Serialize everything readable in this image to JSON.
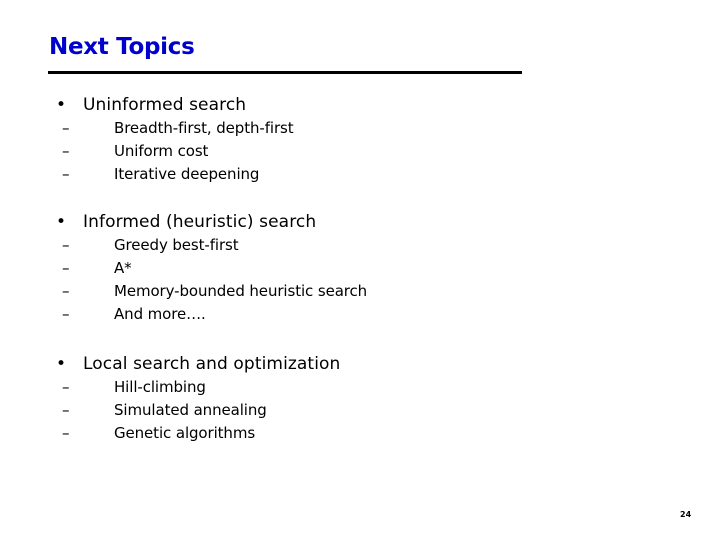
{
  "slide": {
    "title": "Next Topics",
    "title_color": "#0000cc",
    "page_number": "24"
  },
  "sections": [
    {
      "bullet": "•",
      "label": "Uninformed search",
      "items": [
        {
          "dash": "–",
          "label": "Breadth-first, depth-first"
        },
        {
          "dash": "–",
          "label": "Uniform cost"
        },
        {
          "dash": "–",
          "label": "Iterative deepening"
        }
      ]
    },
    {
      "bullet": "•",
      "label": "Informed (heuristic) search",
      "items": [
        {
          "dash": "–",
          "label": "Greedy best-first"
        },
        {
          "dash": "–",
          "label": "A*"
        },
        {
          "dash": "–",
          "label": "Memory-bounded heuristic search"
        },
        {
          "dash": "–",
          "label": "And more…."
        }
      ]
    },
    {
      "bullet": "•",
      "label": "Local search and optimization",
      "items": [
        {
          "dash": "–",
          "label": "Hill-climbing"
        },
        {
          "dash": "–",
          "label": "Simulated annealing"
        },
        {
          "dash": "–",
          "label": "Genetic algorithms"
        }
      ]
    }
  ]
}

=====

**Task prompt:** Count the lines in the material above where the string "heuristic" appears, then state only that count.

**Result of this task:** 2